● **Items listed in a dataset**:
%%
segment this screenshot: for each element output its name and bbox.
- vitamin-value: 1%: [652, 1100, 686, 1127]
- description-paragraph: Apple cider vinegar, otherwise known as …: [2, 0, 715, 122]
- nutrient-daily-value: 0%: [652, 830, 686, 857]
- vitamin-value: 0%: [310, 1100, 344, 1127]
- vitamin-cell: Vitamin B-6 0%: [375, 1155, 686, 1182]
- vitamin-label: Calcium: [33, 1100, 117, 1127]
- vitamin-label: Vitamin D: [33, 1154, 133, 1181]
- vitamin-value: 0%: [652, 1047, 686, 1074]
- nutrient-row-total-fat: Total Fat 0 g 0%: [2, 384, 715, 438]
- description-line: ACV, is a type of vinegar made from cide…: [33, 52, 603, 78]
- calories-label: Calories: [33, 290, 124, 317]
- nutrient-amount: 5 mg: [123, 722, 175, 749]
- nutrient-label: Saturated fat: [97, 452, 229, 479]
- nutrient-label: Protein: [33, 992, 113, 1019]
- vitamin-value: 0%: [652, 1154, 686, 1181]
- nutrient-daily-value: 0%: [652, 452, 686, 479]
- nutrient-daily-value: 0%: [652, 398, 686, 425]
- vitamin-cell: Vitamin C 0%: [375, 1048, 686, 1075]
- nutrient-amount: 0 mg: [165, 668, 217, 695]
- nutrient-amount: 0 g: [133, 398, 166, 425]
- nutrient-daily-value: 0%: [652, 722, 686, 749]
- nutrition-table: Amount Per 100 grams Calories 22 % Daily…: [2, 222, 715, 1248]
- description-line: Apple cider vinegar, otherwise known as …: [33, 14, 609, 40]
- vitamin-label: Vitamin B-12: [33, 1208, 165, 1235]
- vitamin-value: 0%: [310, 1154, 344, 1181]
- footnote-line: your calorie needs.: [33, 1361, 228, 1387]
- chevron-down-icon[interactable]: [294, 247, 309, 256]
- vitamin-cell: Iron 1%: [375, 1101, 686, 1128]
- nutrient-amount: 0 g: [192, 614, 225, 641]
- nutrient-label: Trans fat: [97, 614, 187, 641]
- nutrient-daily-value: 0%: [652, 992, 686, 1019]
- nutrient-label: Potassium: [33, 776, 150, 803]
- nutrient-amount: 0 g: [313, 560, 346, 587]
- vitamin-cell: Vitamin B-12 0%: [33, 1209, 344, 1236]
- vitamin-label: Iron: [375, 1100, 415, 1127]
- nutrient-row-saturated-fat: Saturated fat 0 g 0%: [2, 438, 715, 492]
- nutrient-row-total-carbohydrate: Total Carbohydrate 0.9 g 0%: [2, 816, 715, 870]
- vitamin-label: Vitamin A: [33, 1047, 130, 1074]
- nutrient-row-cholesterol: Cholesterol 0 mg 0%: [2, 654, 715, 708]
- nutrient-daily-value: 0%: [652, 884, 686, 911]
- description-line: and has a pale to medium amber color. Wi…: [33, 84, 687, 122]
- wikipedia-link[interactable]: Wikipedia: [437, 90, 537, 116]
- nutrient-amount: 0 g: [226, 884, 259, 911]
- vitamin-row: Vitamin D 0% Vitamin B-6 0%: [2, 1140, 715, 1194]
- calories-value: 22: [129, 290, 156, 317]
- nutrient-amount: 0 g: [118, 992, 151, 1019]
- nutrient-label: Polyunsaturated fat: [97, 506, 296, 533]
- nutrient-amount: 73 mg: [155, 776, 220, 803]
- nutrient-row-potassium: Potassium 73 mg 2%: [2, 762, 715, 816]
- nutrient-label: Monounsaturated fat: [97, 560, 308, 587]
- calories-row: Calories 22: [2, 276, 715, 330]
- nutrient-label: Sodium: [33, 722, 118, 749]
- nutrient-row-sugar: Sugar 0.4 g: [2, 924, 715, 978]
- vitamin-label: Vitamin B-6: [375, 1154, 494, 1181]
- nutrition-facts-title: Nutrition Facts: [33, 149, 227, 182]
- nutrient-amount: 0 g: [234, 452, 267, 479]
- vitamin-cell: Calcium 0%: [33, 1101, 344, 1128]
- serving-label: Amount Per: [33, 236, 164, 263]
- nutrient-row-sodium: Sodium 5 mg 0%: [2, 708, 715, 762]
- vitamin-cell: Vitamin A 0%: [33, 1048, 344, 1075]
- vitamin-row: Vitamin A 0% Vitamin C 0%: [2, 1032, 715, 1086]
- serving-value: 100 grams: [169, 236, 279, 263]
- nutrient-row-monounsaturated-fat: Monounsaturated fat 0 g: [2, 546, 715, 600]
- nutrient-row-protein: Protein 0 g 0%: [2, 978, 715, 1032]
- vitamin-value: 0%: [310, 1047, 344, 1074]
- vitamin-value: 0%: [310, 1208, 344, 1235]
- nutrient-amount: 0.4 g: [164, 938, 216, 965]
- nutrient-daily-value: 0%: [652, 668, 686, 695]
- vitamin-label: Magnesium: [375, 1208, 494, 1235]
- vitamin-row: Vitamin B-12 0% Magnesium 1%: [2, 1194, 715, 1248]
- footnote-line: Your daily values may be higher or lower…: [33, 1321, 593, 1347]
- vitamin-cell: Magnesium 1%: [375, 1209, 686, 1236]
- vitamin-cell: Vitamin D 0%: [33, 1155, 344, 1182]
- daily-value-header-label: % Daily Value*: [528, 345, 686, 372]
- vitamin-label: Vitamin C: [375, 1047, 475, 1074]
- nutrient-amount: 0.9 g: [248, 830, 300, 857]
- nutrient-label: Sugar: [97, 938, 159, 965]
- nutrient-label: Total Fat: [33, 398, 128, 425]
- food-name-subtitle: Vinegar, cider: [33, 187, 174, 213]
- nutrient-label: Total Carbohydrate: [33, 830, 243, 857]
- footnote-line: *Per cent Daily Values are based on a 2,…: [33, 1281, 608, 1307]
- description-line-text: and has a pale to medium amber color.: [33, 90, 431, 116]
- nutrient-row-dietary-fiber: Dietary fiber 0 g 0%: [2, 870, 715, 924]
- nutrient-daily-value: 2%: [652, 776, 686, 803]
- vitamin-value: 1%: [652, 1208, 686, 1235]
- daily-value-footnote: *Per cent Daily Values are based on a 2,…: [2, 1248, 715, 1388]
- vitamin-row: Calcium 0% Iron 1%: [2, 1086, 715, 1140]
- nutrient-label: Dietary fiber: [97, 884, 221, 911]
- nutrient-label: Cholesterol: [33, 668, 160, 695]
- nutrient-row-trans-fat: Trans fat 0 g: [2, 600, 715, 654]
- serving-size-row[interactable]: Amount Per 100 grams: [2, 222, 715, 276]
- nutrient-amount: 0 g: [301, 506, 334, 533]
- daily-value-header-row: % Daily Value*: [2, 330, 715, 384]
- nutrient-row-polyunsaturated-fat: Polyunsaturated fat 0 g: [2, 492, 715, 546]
%%
● **WORK ITEM**: Each line above that includes the word "Apple" is to be copied.

● **EXERCISE ANSWER**:
- description-paragraph: Apple cider vinegar, otherwise known as …: [2, 0, 715, 122]
- description-line: Apple cider vinegar, otherwise known as …: [33, 14, 609, 40]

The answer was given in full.